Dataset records
--- --- ---

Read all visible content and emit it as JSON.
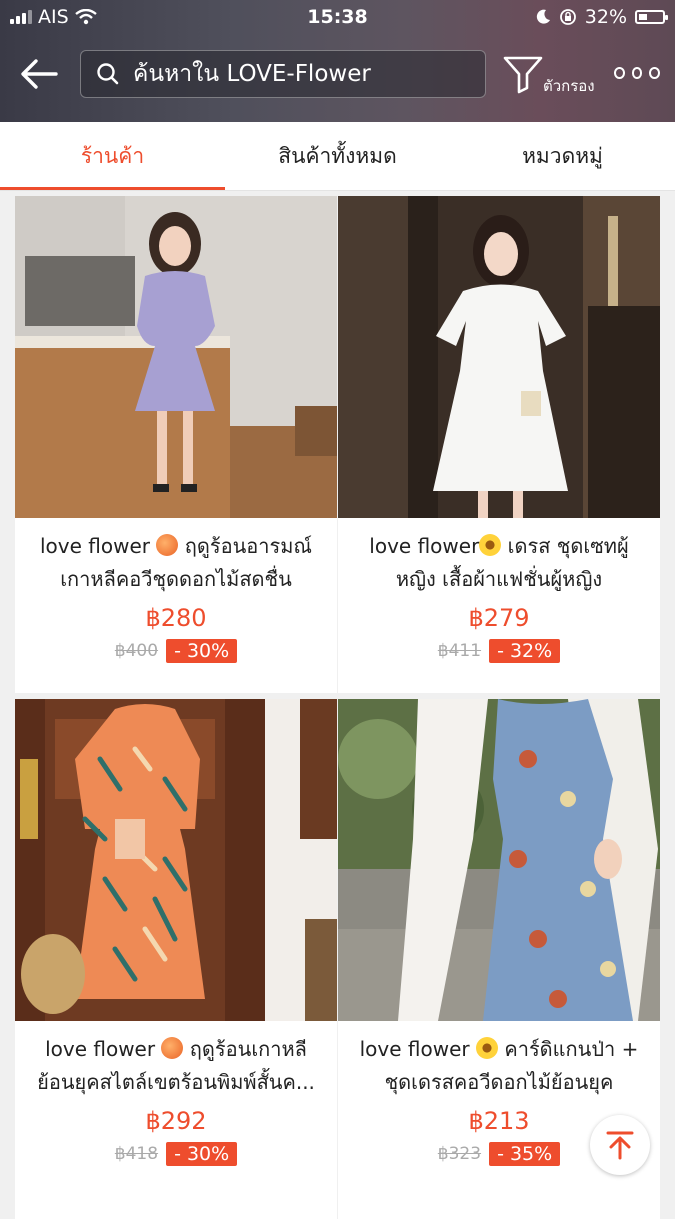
{
  "status_bar": {
    "carrier": "AIS",
    "time": "15:38",
    "battery": "32%"
  },
  "header": {
    "search_placeholder": "ค้นหาใน LOVE-Flower",
    "filter_label": "ตัวกรอง"
  },
  "tabs": [
    {
      "label": "ร้านค้า",
      "active": true
    },
    {
      "label": "สินค้าทั้งหมด",
      "active": false
    },
    {
      "label": "หมวดหมู่",
      "active": false
    }
  ],
  "products": [
    {
      "title_line1": "love flower",
      "emoji": "peach",
      "title_line1_rest": "ฤดูร้อนอารมณ์",
      "title_line2": "เกาหลีคอวีชุดดอกไม้สดชื่น",
      "price": "฿280",
      "original_price": "฿400",
      "discount": "- 30%",
      "image": "purple-floral-dress"
    },
    {
      "title_line1": "love flower",
      "emoji": "sunflower",
      "title_line1_rest": "เดรส ชุดเซทผู้",
      "title_line2": "หญิง เสื้อผ้าแฟชั่นผู้หญิง",
      "price": "฿279",
      "original_price": "฿411",
      "discount": "- 32%",
      "image": "white-lace-dress"
    },
    {
      "title_line1": "love flower",
      "emoji": "peach",
      "title_line1_rest": "ฤดูร้อนเกาหลี",
      "title_line2": "ย้อนยุคสไตล์เขตร้อนพิมพ์สั้นค...",
      "price": "฿292",
      "original_price": "฿418",
      "discount": "- 30%",
      "image": "orange-tropical-dress"
    },
    {
      "title_line1": "love flower",
      "emoji": "sunflower",
      "title_line1_rest": "คาร์ดิแกนป่า +",
      "title_line2": "ชุดเดรสคอวีดอกไม้ย้อนยุค",
      "price": "฿213",
      "original_price": "฿323",
      "discount": "- 35%",
      "image": "blue-floral-dress"
    }
  ],
  "colors": {
    "accent": "#ee4d2d",
    "header_bg": "#4b4753"
  }
}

--- --- ---

Your task is to copy the entries in full and exactly, without any images.

Read all visible content and emit it as JSON.
{
  "status_bar": {
    "carrier": "AIS",
    "time": "15:38",
    "battery": "32%"
  },
  "header": {
    "search_placeholder": "ค้นหาใน LOVE-Flower",
    "filter_label": "ตัวกรอง"
  },
  "tabs": [
    {
      "label": "ร้านค้า",
      "active": true
    },
    {
      "label": "สินค้าทั้งหมด",
      "active": false
    },
    {
      "label": "หมวดหมู่",
      "active": false
    }
  ],
  "products": [
    {
      "title_line1": "love flower",
      "emoji": "peach",
      "title_line1_rest": "ฤดูร้อนอารมณ์",
      "title_line2": "เกาหลีคอวีชุดดอกไม้สดชื่น",
      "price": "฿280",
      "original_price": "฿400",
      "discount": "- 30%",
      "image": "purple-floral-dress"
    },
    {
      "title_line1": "love flower",
      "emoji": "sunflower",
      "title_line1_rest": "เดรส ชุดเซทผู้",
      "title_line2": "หญิง เสื้อผ้าแฟชั่นผู้หญิง",
      "price": "฿279",
      "original_price": "฿411",
      "discount": "- 32%",
      "image": "white-lace-dress"
    },
    {
      "title_line1": "love flower",
      "emoji": "peach",
      "title_line1_rest": "ฤดูร้อนเกาหลี",
      "title_line2": "ย้อนยุคสไตล์เขตร้อนพิมพ์สั้นค...",
      "price": "฿292",
      "original_price": "฿418",
      "discount": "- 30%",
      "image": "orange-tropical-dress"
    },
    {
      "title_line1": "love flower",
      "emoji": "sunflower",
      "title_line1_rest": "คาร์ดิแกนป่า +",
      "title_line2": "ชุดเดรสคอวีดอกไม้ย้อนยุค",
      "price": "฿213",
      "original_price": "฿323",
      "discount": "- 35%",
      "image": "blue-floral-dress"
    }
  ],
  "colors": {
    "accent": "#ee4d2d",
    "header_bg": "#4b4753"
  }
}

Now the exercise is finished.